_Requirements:_
Reproduce all the lines below exactly and omit the images.

_Data entries:_
##########

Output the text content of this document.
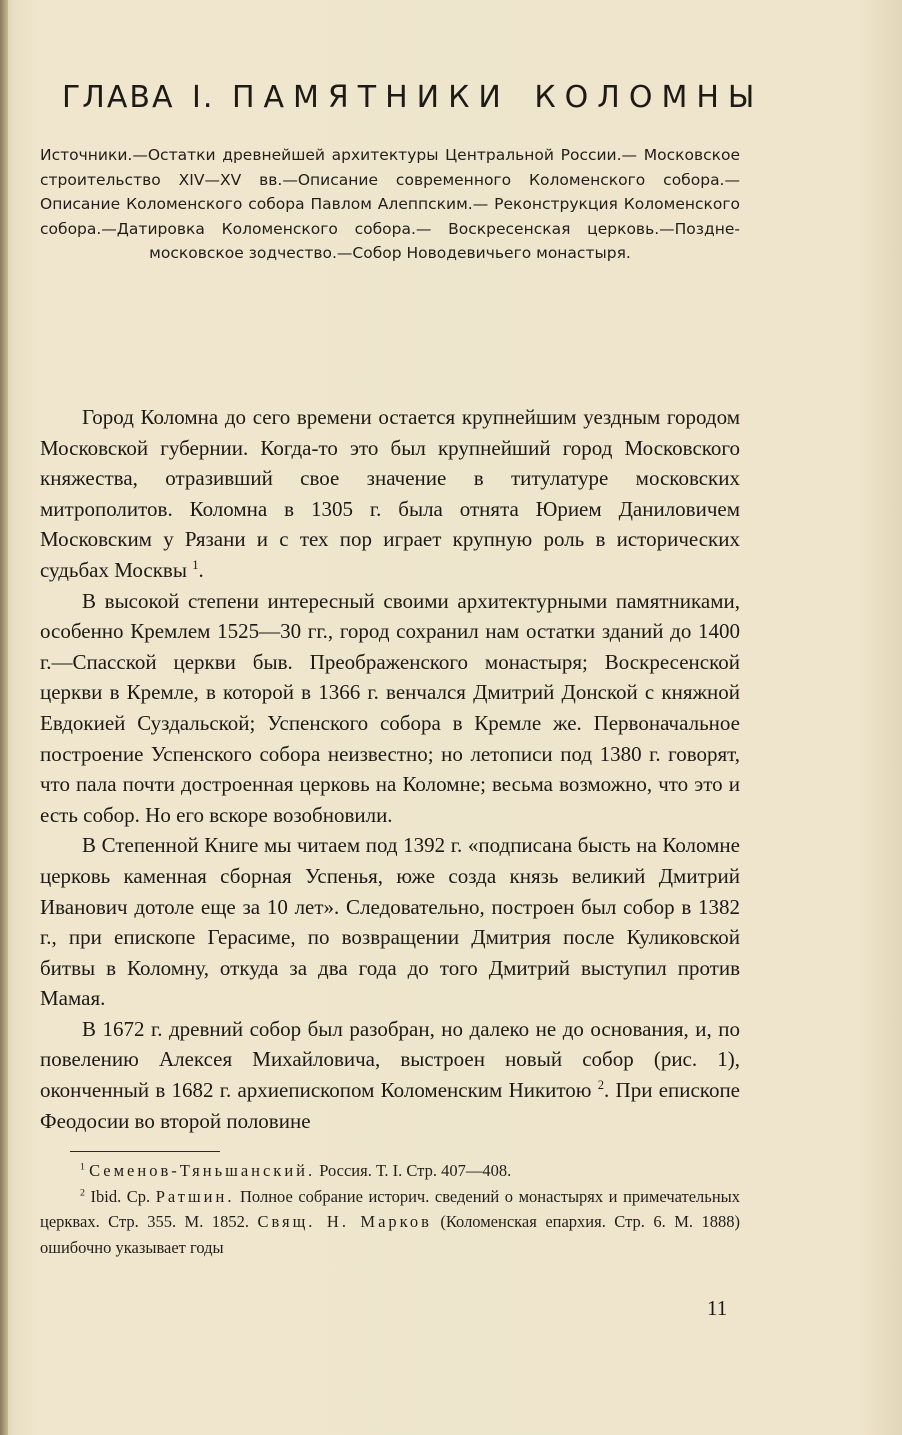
ГЛАВА I. ПАМЯТНИКИ КОЛОМНЫ
Источники.—Остатки древнейшей архитектуры Центральной России.— Московское строительство XIV—XV вв.—Описание современного Коломенского собора.—Описание Коломенского собора Павлом Алеппским.— Реконструкция Коломенского собора.—Датировка Коломенского собора.— Воскресенская церковь.—Поздне-московское зодчество.—Собор Новодевичьего монастыря.

Город Коломна до сего времени остается крупнейшим уездным городом Московской губернии. Когда-то это был крупнейший город Московского княжества, отразивший свое значение в титулатуре московских митрополитов. Коломна в 1305 г. была отнята Юрием Даниловичем Московским у Рязани и с тех пор играет крупную роль в исторических судьбах Москвы $^1$.

В высокой степени интересный своими архитектурными памятниками, особенно Кремлем 1525—30 гг., город сохранил нам остатки зданий до 1400 г.—Спасской церкви быв. Преображенского монастыря; Воскресенской церкви в Кремле, в которой в 1366 г. венчался Дмитрий Донской с княжной Евдокией Суздальской; Успенского собора в Кремле же. Первоначальное построение Успенского собора неизвестно; но летописи под 1380 г. говорят, что пала почти достроенная церковь на Коломне; весьма возможно, что это и есть собор. Но его вскоре возобновили.

В Степенной Книге мы читаем под 1392 г. «подписана бысть на Коломне церковь каменная сборная Успенья, юже созда князь великий Дмитрий Иванович дотоле еще за 10 лет». Следовательно, построен был собор в 1382 г., при епископе Герасиме, по возвращении Дмитрия после Куликовской битвы в Коломну, откуда за два года до того Дмитрий выступил против Мамая.

В 1672 г. древний собор был разобран, но далеко не до основания, и, по повелению Алексея Михайловича, выстроен новый собор (рис. 1), оконченный в 1682 г. архиепископом Коломенским Никитою $^2$. При епископе Феодосии во второй половине

$^1$ Семенов-Тяньшанский. Россия. Т. I. Стр. 407—408.

$^2$ Ibid. Ср. Ратшин. Полное собрание историч. сведений о монастырях и примечательных церквах. Стр. 355. М. 1852. Свящ. Н. Марков (Коломенская епархия. Стр. 6. М. 1888) ошибочно указывает годы

11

##########

_Answer for the task:_
Output the text content of this document.
ГЛАВА I. ПАМЯТНИКИ КОЛОМНЫ
Источники.—Остатки древнейшей архитектуры Центральной России.— Московское строительство XIV—XV вв.—Описание современного Коломенского собора.—Описание Коломенского собора Павлом Алеппским.— Реконструкция Коломенского собора.—Датировка Коломенского собора.— Воскресенская церковь.—Поздне-московское зодчество.—Собор Новодевичьего монастыря.

Город Коломна до сего времени остается крупнейшим уездным городом Московской губернии. Когда-то это был крупнейший город Московского княжества, отразивший свое значение в титулатуре московских митрополитов. Коломна в 1305 г. была отнята Юрием Даниловичем Московским у Рязани и с тех пор играет крупную роль в исторических судьбах Москвы $^1$.

В высокой степени интересный своими архитектурными памятниками, особенно Кремлем 1525—30 гг., город сохранил нам остатки зданий до 1400 г.—Спасской церкви быв. Преображенского монастыря; Воскресенской церкви в Кремле, в которой в 1366 г. венчался Дмитрий Донской с княжной Евдокией Суздальской; Успенского собора в Кремле же. Первоначальное построение Успенского собора неизвестно; но летописи под 1380 г. говорят, что пала почти достроенная церковь на Коломне; весьма возможно, что это и есть собор. Но его вскоре возобновили.

В Степенной Книге мы читаем под 1392 г. «подписана бысть на Коломне церковь каменная сборная Успенья, юже созда князь великий Дмитрий Иванович дотоле еще за 10 лет». Следовательно, построен был собор в 1382 г., при епископе Герасиме, по возвращении Дмитрия после Куликовской битвы в Коломну, откуда за два года до того Дмитрий выступил против Мамая.

В 1672 г. древний собор был разобран, но далеко не до основания, и, по повелению Алексея Михайловича, выстроен новый собор (рис. 1), оконченный в 1682 г. архиепископом Коломенским Никитою $^2$. При епископе Феодосии во второй половине

$^1$ Семенов-Тяньшанский. Россия. Т. I. Стр. 407—408.

$^2$ Ibid. Ср. Ратшин. Полное собрание историч. сведений о монастырях и примечательных церквах. Стр. 355. М. 1852. Свящ. Н. Марков (Коломенская епархия. Стр. 6. М. 1888) ошибочно указывает годы

11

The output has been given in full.